# [Given exercise]
Select all lines holding the word "title" from the entries that follow.

# [Supplied records]
▬▬▬▬▬▬▬▬▬▬
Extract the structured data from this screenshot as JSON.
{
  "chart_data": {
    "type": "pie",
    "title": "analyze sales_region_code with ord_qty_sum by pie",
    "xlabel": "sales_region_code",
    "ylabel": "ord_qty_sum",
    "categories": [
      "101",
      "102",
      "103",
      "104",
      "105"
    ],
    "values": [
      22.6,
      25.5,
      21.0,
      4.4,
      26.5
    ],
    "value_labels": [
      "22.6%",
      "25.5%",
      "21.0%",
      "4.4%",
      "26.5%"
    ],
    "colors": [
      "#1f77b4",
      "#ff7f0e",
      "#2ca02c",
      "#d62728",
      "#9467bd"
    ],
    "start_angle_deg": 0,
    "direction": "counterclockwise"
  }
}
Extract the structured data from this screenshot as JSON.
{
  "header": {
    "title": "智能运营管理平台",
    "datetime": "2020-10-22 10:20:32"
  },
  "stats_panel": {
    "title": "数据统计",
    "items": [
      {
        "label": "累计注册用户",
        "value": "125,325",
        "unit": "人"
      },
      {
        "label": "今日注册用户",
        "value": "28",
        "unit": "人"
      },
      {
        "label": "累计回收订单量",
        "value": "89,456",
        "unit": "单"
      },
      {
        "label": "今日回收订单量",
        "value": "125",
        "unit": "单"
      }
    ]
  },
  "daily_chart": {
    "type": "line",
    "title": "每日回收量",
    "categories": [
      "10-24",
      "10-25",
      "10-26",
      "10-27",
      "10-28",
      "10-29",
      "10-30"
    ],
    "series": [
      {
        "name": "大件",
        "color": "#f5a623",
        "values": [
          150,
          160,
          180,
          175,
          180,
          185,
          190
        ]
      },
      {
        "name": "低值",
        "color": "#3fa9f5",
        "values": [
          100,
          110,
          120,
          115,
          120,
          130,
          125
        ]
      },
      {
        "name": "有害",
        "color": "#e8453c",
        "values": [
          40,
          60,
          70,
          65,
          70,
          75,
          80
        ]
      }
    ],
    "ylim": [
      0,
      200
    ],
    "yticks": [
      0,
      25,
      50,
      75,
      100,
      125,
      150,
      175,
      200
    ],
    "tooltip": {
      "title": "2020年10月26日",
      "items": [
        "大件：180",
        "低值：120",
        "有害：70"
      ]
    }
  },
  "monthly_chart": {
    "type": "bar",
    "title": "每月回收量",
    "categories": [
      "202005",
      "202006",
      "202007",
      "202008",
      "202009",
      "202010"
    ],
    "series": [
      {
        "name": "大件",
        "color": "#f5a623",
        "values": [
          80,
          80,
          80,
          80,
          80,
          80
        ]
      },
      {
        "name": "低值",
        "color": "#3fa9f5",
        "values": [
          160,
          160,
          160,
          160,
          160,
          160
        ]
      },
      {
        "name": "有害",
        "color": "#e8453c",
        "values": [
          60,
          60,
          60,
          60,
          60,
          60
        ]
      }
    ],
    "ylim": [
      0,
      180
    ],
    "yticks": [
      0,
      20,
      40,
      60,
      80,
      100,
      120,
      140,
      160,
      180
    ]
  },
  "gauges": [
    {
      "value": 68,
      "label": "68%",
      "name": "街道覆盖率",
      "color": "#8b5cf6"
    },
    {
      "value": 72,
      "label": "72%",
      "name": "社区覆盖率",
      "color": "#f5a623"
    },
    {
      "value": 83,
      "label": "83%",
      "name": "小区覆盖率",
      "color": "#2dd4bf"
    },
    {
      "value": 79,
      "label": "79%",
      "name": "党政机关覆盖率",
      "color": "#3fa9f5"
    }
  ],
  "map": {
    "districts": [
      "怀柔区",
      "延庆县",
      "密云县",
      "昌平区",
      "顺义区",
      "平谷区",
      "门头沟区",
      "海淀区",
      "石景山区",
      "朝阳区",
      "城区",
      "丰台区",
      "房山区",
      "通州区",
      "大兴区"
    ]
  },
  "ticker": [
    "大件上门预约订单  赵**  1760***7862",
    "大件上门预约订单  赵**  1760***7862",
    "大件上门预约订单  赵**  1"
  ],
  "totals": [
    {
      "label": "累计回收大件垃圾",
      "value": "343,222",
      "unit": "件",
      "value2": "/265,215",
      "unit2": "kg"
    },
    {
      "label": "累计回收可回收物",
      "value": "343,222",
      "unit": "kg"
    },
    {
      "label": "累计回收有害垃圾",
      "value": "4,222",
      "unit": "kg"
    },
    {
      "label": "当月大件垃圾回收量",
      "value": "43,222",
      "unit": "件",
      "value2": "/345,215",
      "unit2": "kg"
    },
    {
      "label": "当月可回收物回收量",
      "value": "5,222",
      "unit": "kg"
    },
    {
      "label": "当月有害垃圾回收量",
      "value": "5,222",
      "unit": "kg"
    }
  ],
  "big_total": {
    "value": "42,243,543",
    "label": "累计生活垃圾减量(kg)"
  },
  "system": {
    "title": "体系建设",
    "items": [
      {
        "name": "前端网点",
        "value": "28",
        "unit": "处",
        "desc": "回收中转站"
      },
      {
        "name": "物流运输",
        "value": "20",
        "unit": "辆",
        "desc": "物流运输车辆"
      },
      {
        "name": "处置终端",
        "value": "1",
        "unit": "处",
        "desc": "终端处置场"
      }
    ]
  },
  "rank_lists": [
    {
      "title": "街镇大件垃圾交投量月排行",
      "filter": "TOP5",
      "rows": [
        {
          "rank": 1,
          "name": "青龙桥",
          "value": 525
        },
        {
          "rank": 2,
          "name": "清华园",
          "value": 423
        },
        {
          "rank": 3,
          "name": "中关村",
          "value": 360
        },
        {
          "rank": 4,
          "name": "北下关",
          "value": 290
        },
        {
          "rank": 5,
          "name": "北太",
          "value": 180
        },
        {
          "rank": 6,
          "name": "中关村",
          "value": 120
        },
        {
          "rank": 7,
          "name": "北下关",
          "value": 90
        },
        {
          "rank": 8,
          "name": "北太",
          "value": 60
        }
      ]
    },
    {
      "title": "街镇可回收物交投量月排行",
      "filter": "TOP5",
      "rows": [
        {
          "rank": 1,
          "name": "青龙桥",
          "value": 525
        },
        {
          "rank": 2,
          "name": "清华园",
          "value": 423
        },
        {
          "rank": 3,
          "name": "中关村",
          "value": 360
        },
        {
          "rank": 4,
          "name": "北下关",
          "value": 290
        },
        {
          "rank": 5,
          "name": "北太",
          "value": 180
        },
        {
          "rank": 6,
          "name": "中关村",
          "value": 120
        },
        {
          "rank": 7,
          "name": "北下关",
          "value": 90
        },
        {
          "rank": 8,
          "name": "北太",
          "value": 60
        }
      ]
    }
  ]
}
▬▬▬▬▬▬▬▬▬▬
# [Final result]
    "title": "analyze sales_region_code with ord_qty_sum by pie",
    "title": "智能运营管理平台",
    "title": "数据统计",
    "title": "每日回收量",
      "title": "2020年10月26日",
    "title": "每月回收量",
    "title": "体系建设",
      "title": "街镇大件垃圾交投量月排行",
      "title": "街镇可回收物交投量月排行",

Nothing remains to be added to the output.